Goal:
Output every line of the data below verbatim, leaving out the pictures.

Provided data:
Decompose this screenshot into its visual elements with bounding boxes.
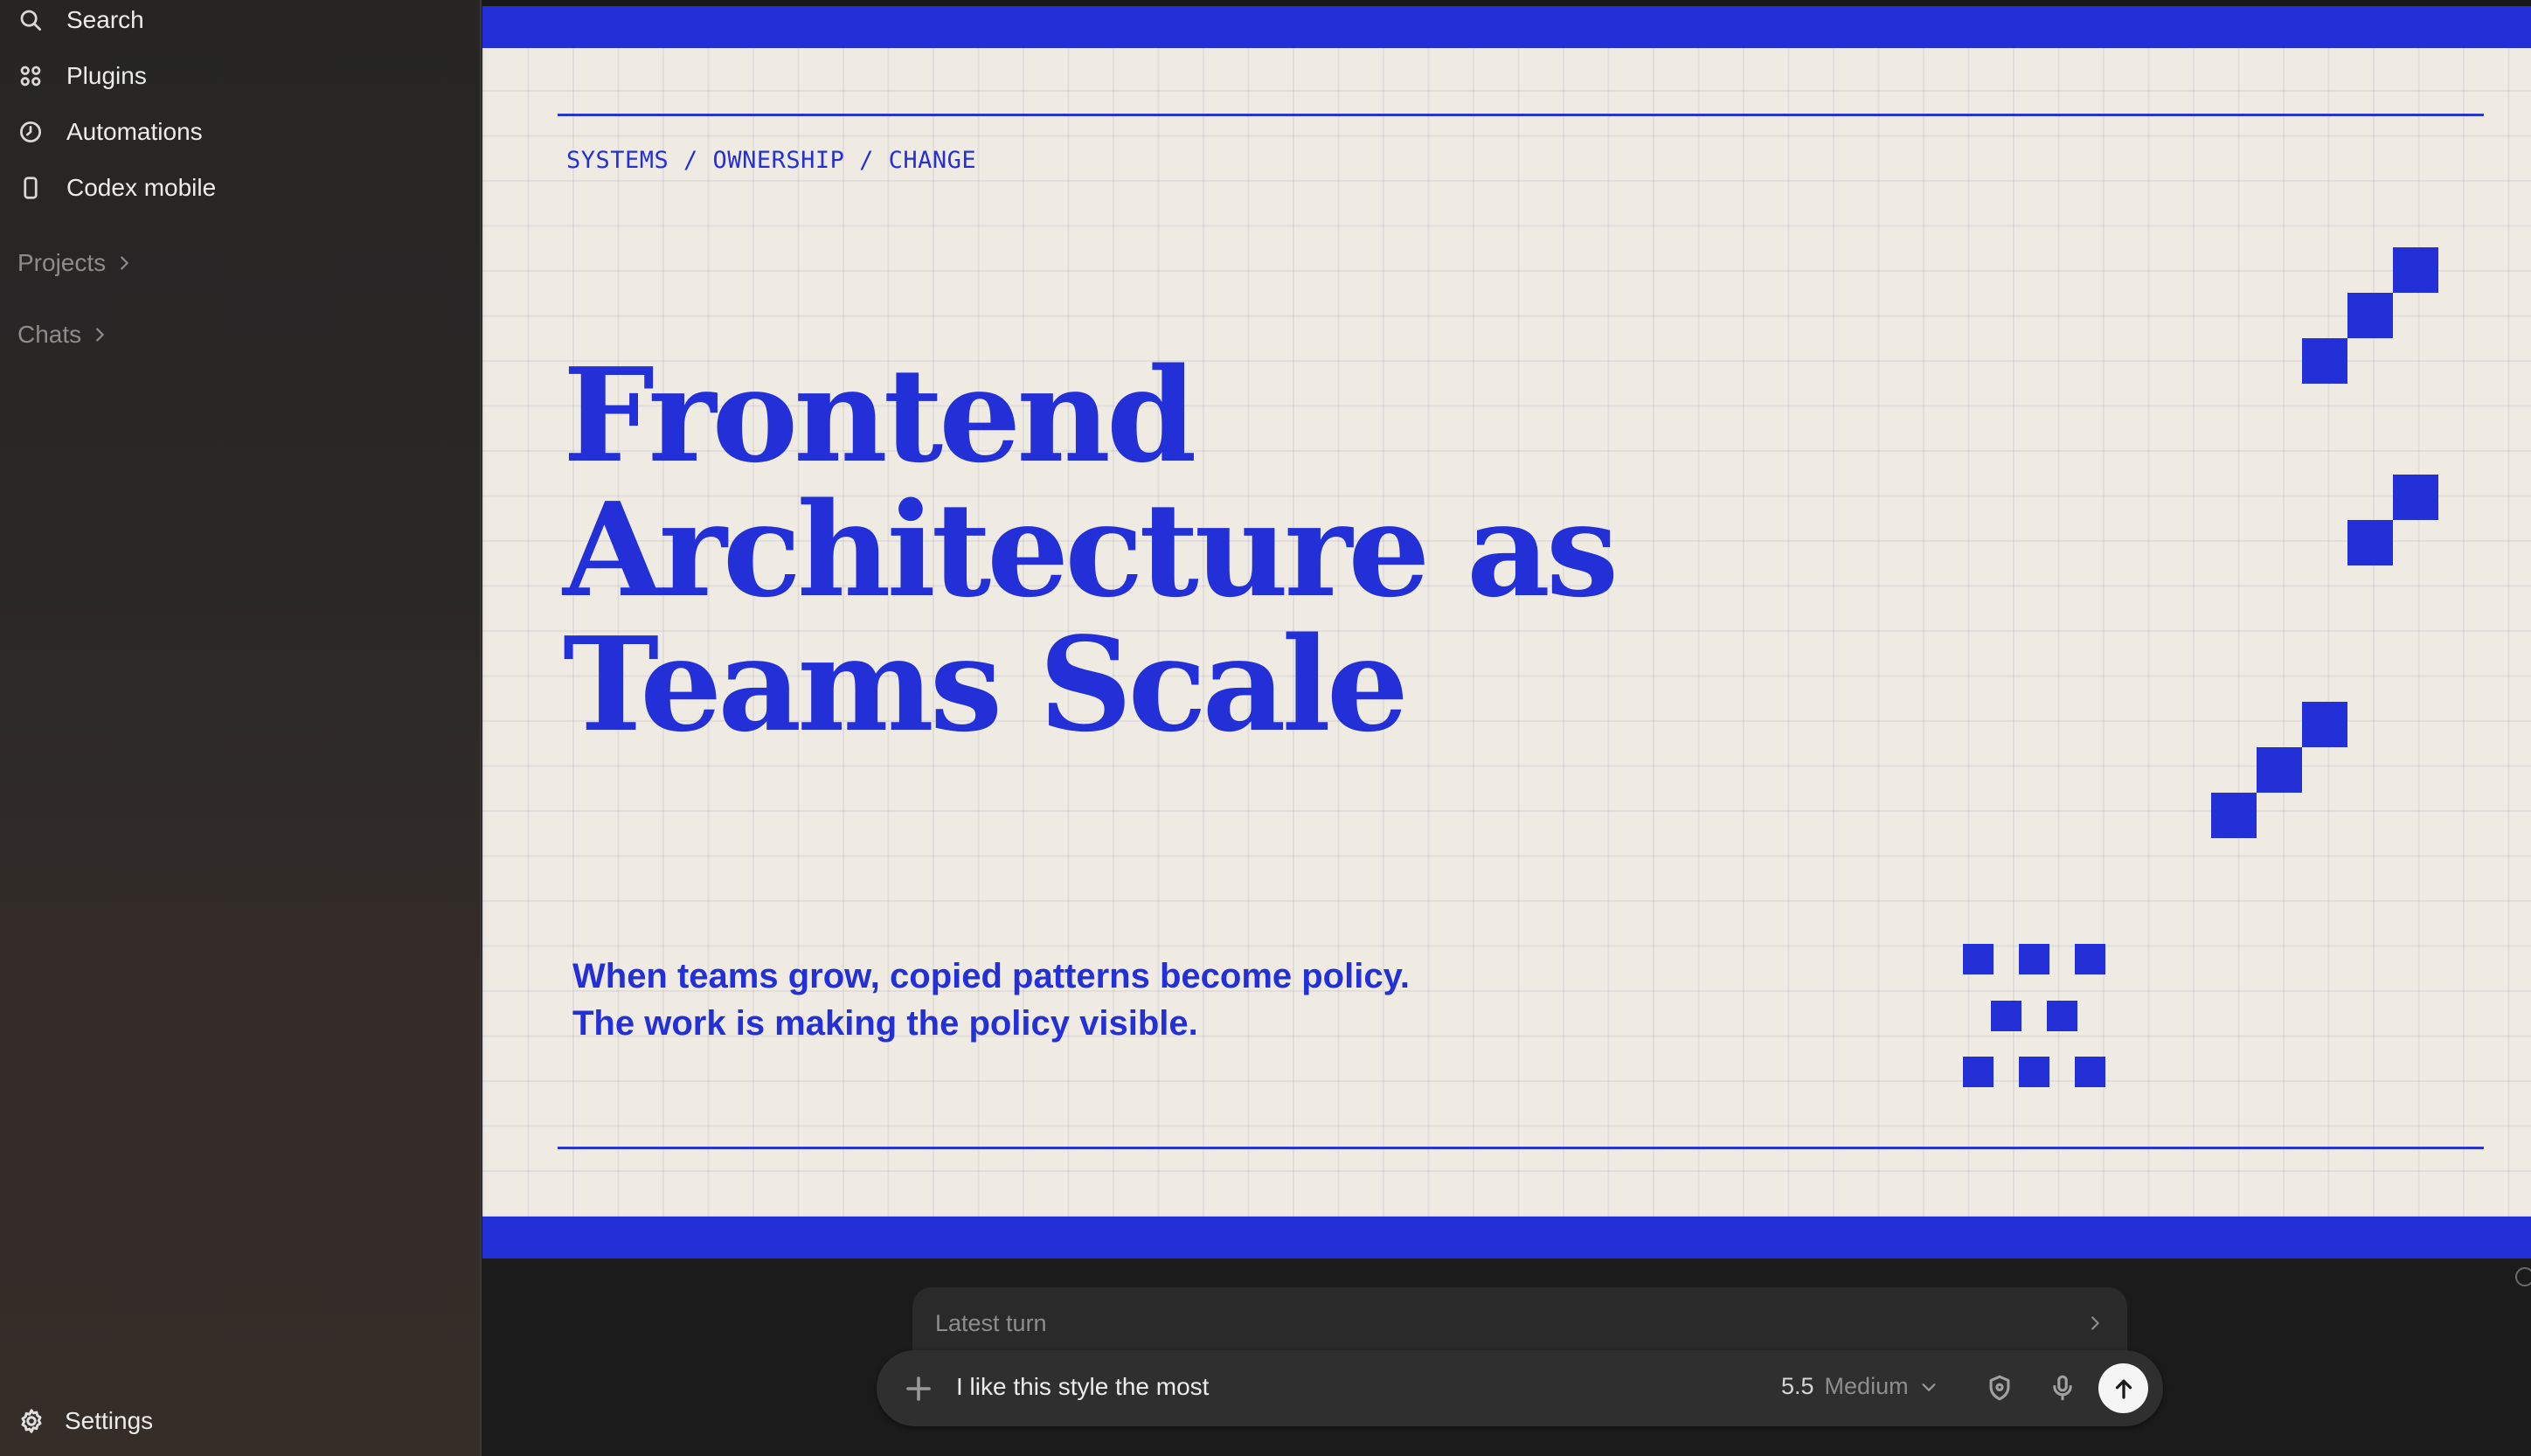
- send-button[interactable]: [2098, 1363, 2148, 1413]
- plugins-icon: [20, 66, 41, 87]
- slide-bottom-rule: [558, 1147, 2484, 1149]
- model-selector[interactable]: 5.5 Medium: [1781, 1373, 1938, 1400]
- sidebar-item-search[interactable]: Search: [17, 0, 144, 42]
- sidebar-section-label: Chats: [17, 321, 82, 348]
- microphone-icon[interactable]: [2048, 1373, 2077, 1403]
- phone-icon: [24, 177, 38, 199]
- sidebar-section-label: Projects: [17, 249, 107, 276]
- latest-turn-label: Latest turn: [935, 1309, 1047, 1336]
- pixel-square: [1963, 944, 1994, 974]
- sidebar-item-codex-mobile[interactable]: Codex mobile: [17, 166, 216, 210]
- slide-preview: SYSTEMS / OWNERSHIP / CHANGE Frontend Ar…: [482, 0, 2531, 1258]
- pixel-square: [2257, 747, 2302, 793]
- shield-icon[interactable]: [1985, 1373, 2014, 1403]
- pixel-square: [2075, 944, 2105, 974]
- sidebar-item-automations[interactable]: Automations: [17, 110, 203, 154]
- pixel-square: [1991, 1001, 2021, 1031]
- pixel-square: [2047, 1001, 2077, 1031]
- pixel-square: [2075, 1057, 2105, 1087]
- scroll-toggle-icon[interactable]: [2515, 1267, 2531, 1286]
- sidebar-item-label: Search: [66, 6, 144, 33]
- clock-icon: [20, 121, 41, 142]
- gear-icon: [21, 1409, 42, 1433]
- plus-icon[interactable]: [903, 1373, 934, 1404]
- sidebar-item-label: Automations: [66, 118, 203, 145]
- message-composer: I like this style the most 5.5 Medium: [877, 1350, 2163, 1426]
- sidebar-item-plugins[interactable]: Plugins: [17, 54, 147, 98]
- pixel-square: [2302, 702, 2347, 747]
- sidebar: Search Plugins Automations Codex mobile …: [0, 0, 482, 1456]
- pixel-square: [2347, 520, 2393, 565]
- chevron-right-icon: [121, 256, 128, 270]
- pixel-square: [2019, 944, 2049, 974]
- chevron-right-icon: [96, 328, 104, 342]
- settings-label: Settings: [65, 1407, 154, 1434]
- model-version: 5.5: [1781, 1373, 1814, 1399]
- pixel-square: [2393, 247, 2438, 293]
- pixel-square: [2302, 338, 2347, 384]
- pixel-decoration: [1963, 247, 2438, 1087]
- search-icon: [20, 10, 41, 31]
- pixel-square: [1963, 1057, 1994, 1087]
- message-input[interactable]: I like this style the most: [956, 1373, 1209, 1401]
- sidebar-item-label: Plugins: [66, 62, 147, 89]
- pixel-square: [2393, 475, 2438, 520]
- slide-bottom-band: [482, 1217, 2531, 1258]
- model-effort: Medium: [1824, 1373, 1909, 1399]
- chevron-down-icon: [1922, 1383, 1936, 1391]
- sidebar-item-label: Codex mobile: [66, 174, 217, 201]
- pixel-square: [2211, 793, 2257, 838]
- pixel-square: [2019, 1057, 2049, 1087]
- pixel-square: [2347, 293, 2393, 338]
- arrow-up-icon: [2115, 1379, 2132, 1399]
- sidebar-section-chats[interactable]: Chats: [17, 321, 109, 349]
- settings-button[interactable]: Settings: [17, 1407, 153, 1435]
- sidebar-section-projects[interactable]: Projects: [17, 249, 134, 277]
- latest-turn-bar[interactable]: Latest turn: [912, 1287, 2127, 1359]
- chevron-right-icon: [2091, 1316, 2099, 1330]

Task solution:
Decompose this screenshot into its visual elements with bounding boxes.
- send-button[interactable]: [2098, 1363, 2148, 1413]
- plugins-icon: [20, 66, 41, 87]
- slide-bottom-rule: [558, 1147, 2484, 1149]
- model-selector[interactable]: 5.5 Medium: [1781, 1373, 1938, 1400]
- sidebar-item-search[interactable]: Search: [17, 0, 144, 42]
- sidebar-section-label: Chats: [17, 321, 82, 348]
- microphone-icon[interactable]: [2048, 1373, 2077, 1403]
- phone-icon: [24, 177, 38, 199]
- sidebar-section-label: Projects: [17, 249, 107, 276]
- latest-turn-label: Latest turn: [935, 1309, 1047, 1336]
- pixel-square: [1963, 944, 1994, 974]
- sidebar-item-codex-mobile[interactable]: Codex mobile: [17, 166, 216, 210]
- slide-preview: SYSTEMS / OWNERSHIP / CHANGE Frontend Ar…: [482, 0, 2531, 1258]
- pixel-square: [2257, 747, 2302, 793]
- shield-icon[interactable]: [1985, 1373, 2014, 1403]
- pixel-square: [2075, 944, 2105, 974]
- sidebar-item-automations[interactable]: Automations: [17, 110, 203, 154]
- pixel-square: [1991, 1001, 2021, 1031]
- pixel-square: [2047, 1001, 2077, 1031]
- pixel-square: [2075, 1057, 2105, 1087]
- scroll-toggle-icon[interactable]: [2515, 1267, 2531, 1286]
- sidebar-item-label: Search: [66, 6, 144, 33]
- clock-icon: [20, 121, 41, 142]
- gear-icon: [21, 1409, 42, 1433]
- plus-icon[interactable]: [903, 1373, 934, 1404]
- sidebar-item-label: Automations: [66, 118, 203, 145]
- message-composer: I like this style the most 5.5 Medium: [877, 1350, 2163, 1426]
- sidebar-item-plugins[interactable]: Plugins: [17, 54, 147, 98]
- pixel-square: [2302, 702, 2347, 747]
- sidebar: Search Plugins Automations Codex mobile …: [0, 0, 482, 1456]
- pixel-square: [2347, 520, 2393, 565]
- chevron-right-icon: [121, 256, 128, 270]
- pixel-square: [2019, 944, 2049, 974]
- chevron-right-icon: [96, 328, 104, 342]
- settings-label: Settings: [65, 1407, 154, 1434]
- model-version: 5.5: [1781, 1373, 1814, 1399]
- pixel-square: [2393, 247, 2438, 293]
- pixel-square: [2302, 338, 2347, 384]
- pixel-decoration: [1963, 247, 2438, 1087]
- search-icon: [20, 10, 41, 31]
- pixel-square: [1963, 1057, 1994, 1087]
- message-input[interactable]: I like this style the most: [956, 1373, 1209, 1401]
- sidebar-item-label: Plugins: [66, 62, 147, 89]
- pixel-square: [2393, 475, 2438, 520]
- slide-bottom-band: [482, 1217, 2531, 1258]
- model-effort: Medium: [1824, 1373, 1909, 1399]
- chevron-down-icon: [1922, 1383, 1936, 1391]
- sidebar-item-label: Codex mobile: [66, 174, 217, 201]
- pixel-square: [2211, 793, 2257, 838]
- pixel-square: [2019, 1057, 2049, 1087]
- pixel-square: [2347, 293, 2393, 338]
- arrow-up-icon: [2115, 1379, 2132, 1399]
- sidebar-section-chats[interactable]: Chats: [17, 321, 109, 349]
- settings-button[interactable]: Settings: [17, 1407, 153, 1435]
- sidebar-section-projects[interactable]: Projects: [17, 249, 134, 277]
- latest-turn-bar[interactable]: Latest turn: [912, 1287, 2127, 1359]
- chevron-right-icon: [2091, 1316, 2099, 1330]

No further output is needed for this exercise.